___ EXERCISE INPUTS ___

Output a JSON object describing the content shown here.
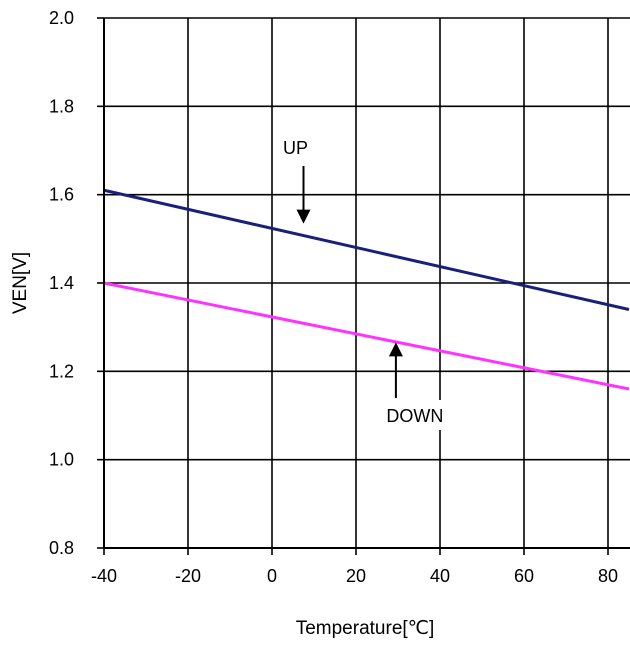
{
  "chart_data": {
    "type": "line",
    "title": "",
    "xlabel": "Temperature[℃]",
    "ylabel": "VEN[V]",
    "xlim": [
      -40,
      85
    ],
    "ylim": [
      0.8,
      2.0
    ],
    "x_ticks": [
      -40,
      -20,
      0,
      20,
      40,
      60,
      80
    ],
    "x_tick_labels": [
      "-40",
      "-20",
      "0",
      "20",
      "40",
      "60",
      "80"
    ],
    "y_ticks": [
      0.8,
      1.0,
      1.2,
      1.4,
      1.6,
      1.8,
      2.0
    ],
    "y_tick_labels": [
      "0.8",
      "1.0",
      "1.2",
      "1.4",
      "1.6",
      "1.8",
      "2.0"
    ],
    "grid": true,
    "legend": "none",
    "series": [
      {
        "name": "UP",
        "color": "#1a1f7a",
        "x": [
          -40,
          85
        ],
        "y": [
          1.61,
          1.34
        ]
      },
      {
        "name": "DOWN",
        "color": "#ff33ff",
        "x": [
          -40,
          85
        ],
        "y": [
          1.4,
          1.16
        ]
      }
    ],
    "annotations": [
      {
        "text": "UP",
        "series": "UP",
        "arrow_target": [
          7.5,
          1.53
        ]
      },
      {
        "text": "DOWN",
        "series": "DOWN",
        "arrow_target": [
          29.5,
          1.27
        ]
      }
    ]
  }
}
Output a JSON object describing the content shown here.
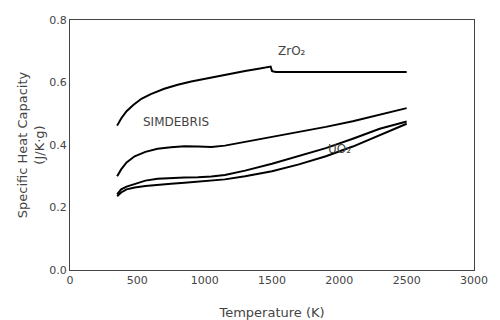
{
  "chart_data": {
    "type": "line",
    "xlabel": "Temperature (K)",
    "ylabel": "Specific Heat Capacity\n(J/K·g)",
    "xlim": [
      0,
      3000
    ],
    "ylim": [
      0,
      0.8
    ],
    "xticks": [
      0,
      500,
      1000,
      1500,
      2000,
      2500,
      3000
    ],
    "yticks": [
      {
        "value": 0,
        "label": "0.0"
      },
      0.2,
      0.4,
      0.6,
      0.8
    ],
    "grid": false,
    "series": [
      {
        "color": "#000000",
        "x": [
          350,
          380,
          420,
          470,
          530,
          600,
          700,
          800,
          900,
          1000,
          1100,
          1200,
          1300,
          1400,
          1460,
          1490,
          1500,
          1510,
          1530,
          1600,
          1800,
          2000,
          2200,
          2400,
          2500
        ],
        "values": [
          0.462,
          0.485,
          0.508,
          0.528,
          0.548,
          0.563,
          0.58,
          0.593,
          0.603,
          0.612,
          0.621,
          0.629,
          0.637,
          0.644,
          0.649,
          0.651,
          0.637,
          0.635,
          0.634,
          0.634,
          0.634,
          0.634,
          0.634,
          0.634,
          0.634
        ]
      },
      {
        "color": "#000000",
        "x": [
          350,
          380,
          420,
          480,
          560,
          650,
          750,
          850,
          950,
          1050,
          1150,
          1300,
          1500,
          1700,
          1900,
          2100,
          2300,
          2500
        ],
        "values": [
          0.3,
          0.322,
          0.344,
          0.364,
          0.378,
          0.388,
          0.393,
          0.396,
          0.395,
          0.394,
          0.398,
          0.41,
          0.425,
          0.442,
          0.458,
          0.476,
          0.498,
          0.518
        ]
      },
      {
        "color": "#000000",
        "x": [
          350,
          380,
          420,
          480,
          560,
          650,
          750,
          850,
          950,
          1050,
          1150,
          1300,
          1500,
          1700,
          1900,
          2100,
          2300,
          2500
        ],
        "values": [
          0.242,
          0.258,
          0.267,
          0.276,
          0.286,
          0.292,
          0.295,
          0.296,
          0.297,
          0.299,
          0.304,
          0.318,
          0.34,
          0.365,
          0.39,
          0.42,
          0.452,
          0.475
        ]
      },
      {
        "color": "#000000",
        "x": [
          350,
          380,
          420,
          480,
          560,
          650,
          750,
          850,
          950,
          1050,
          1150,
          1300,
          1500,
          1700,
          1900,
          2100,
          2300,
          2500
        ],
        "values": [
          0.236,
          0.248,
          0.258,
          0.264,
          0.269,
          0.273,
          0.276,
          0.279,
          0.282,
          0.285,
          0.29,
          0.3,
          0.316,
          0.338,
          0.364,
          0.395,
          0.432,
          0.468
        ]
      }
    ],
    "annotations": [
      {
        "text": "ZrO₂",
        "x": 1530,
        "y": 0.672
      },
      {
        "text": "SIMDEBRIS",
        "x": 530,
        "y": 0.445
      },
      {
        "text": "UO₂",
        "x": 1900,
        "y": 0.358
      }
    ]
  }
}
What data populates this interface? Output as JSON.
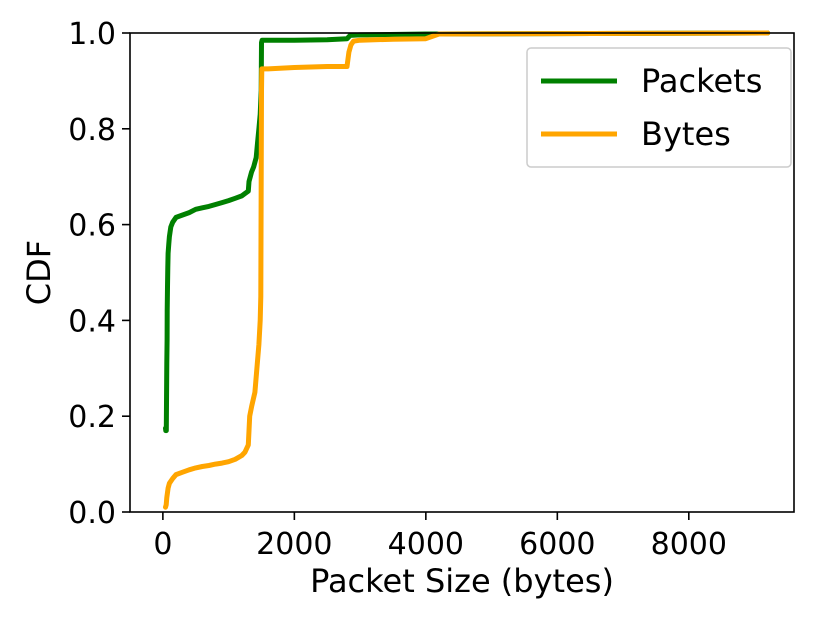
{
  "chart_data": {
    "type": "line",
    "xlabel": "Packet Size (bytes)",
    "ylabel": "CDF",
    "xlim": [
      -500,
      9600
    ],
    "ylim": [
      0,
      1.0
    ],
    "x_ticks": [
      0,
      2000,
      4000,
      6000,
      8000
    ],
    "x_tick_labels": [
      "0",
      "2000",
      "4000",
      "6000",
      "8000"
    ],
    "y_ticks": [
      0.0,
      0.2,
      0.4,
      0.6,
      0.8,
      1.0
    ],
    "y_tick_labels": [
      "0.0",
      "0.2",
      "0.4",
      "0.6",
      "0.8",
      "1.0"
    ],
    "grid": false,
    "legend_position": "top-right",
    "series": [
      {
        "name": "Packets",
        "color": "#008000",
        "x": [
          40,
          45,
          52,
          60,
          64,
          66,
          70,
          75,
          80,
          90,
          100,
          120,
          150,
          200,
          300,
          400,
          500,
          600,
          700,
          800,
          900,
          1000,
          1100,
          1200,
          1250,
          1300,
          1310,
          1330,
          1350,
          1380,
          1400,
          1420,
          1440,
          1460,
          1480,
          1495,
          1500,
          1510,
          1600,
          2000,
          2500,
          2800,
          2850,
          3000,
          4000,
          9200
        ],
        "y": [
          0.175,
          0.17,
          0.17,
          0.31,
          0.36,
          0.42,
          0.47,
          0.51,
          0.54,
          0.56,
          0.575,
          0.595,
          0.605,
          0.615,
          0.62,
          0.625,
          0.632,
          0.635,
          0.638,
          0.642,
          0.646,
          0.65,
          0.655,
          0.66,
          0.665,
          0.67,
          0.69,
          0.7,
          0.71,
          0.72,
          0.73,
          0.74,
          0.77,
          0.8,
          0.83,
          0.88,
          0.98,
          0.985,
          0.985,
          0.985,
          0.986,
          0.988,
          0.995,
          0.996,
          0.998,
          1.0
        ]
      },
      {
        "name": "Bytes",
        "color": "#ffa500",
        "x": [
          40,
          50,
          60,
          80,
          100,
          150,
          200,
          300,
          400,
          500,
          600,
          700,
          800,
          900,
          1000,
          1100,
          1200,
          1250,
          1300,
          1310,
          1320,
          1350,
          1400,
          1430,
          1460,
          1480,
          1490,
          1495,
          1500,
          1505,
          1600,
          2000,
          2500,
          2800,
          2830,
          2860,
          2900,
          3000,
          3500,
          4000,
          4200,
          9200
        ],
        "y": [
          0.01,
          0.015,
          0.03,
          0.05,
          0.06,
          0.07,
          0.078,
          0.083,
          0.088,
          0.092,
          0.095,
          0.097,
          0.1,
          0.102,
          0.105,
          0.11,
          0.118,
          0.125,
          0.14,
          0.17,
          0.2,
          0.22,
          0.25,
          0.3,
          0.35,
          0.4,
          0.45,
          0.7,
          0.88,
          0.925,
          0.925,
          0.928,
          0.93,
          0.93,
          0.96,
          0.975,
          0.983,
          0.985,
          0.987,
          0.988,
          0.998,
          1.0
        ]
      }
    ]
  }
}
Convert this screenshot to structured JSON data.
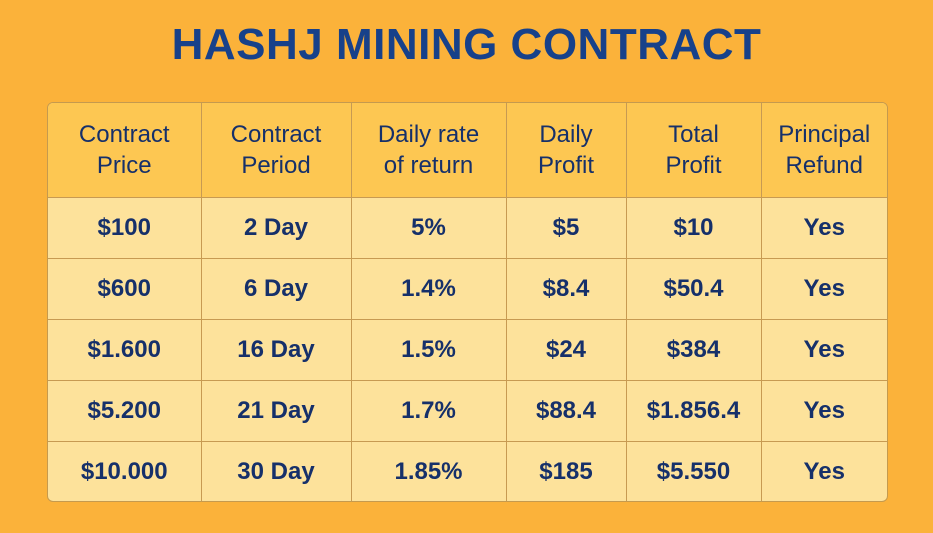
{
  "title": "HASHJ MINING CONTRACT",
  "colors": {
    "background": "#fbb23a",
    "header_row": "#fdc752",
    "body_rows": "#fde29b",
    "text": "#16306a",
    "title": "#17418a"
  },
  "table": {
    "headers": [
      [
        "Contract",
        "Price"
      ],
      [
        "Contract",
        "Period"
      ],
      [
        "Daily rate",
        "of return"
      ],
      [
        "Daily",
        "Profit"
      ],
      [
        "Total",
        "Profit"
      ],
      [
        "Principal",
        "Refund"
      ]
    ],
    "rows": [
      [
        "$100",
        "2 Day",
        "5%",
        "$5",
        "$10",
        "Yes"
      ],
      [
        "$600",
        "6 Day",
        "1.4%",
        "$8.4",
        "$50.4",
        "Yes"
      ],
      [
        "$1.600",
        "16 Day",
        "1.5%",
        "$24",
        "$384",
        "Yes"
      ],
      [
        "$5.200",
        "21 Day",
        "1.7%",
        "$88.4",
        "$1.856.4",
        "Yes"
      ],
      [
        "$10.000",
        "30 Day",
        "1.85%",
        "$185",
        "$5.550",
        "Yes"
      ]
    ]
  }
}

___

## TASK INSTRUCTIONS
Tell how many lines of the records above hold the string "ylabel". Give no other text.

## ANSWER
3